PARTS OF THE EXERCISE »
a: Reproduce the stretch of the thread about Manod quarry from "## edlnd (May" through "during the war.".
b: In the thread about Manod quarry, in what year was the quarry connected to the Rhiwbach tramway?

EXTRACT TO READ »
%%
# Manod WW2, Secret Art Repository, North Wales - May 2013



## edlnd (May 27, 2013)

Manod is a slate quarry, but it was little known that in World War 2 the Goverment stored valuable artwork here to avoid it being damaged and/or stolen during the war.



> The mountain of Manod Mawr has had a long history of slate extraction, the earliest workings dating from over 200 years ago. Both sides of the mountain have been exploited for slate, on the North side most notably at Graig Ddu - famed as the quarry where the men used the "ceir gwyllt" or wild cars to descend the inclines after work. The present Manod quarry, also known as Bwlch y Slaters at one time, dates from the middle of the 19th century and it was mainly worked underground. Connection was made to the Rhiwbach tramway in 1866. One curiosity of the tramway connection was that it involved the use of a reversing spur to gain height. The quarry used the tramway to transport its slate until the 1930's. It was never a major player in the industry and seldom produced over 1000 tonnes per annum.
> 
> One well kept secret of Manod's past has only become public knowledge in the last 20 years. At the start of World War 2 the Government was looking for a secure site for some of the nation's art treasures. The fear of invasion and damage by air raids was of great concern and it was thought that underground storage would provide a solution. Manod was chosen as being sufficiently isolated and bomb proof and arrangements were made to requisition some of the underground chambers. An air conditioning plant was installed, brick partitions were erected, narrow gauge tracks were extended and specially designed wagons were built. The road up Cwm Teigl was improved and during the early years of the war LMS and Great Western Railway lorries laboured up the steep hill from Blaenau carrying some of the nations masterpieces. The whole operation was kept top secret.
> 
> ...

















































Thanks for looking.​


----------



## UrbanX (May 27, 2013)

Wowwwww! That's really cool! Lovely photos too dude!


----------



## TeeJF (May 28, 2013)

That's great mate. Reminds me a bit of Box.


----------



## flyboys90 (May 28, 2013)

Superb photos.


----------
%%
DATASET ROWS »
%%
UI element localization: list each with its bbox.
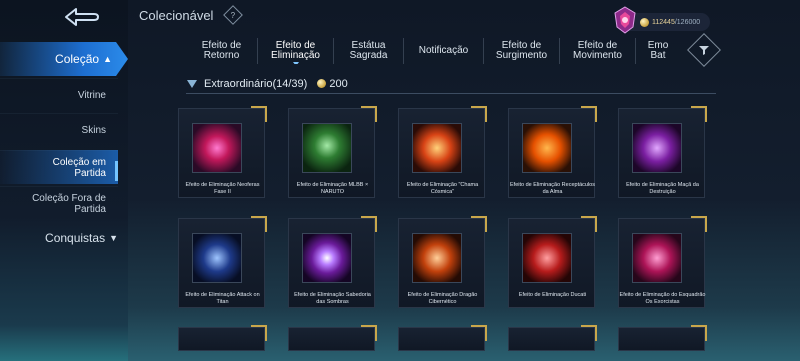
%%
%%
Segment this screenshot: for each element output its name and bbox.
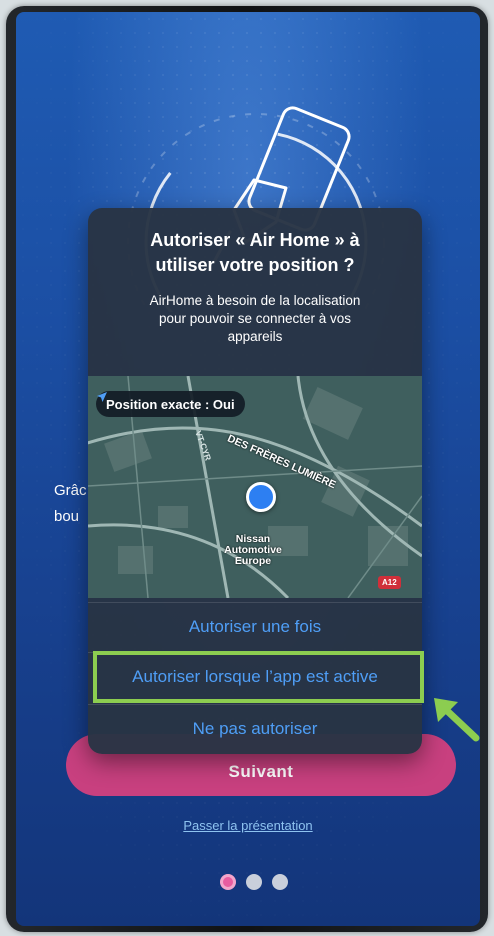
%%
ANSWERS »
a:
## edlnd (May 27, 2013)

Manod is a slate quarry, but it was little known that in World War 2 the Goverment stored valuable artwork here to avoid it being damaged and/or stolen during the war.

b: 1866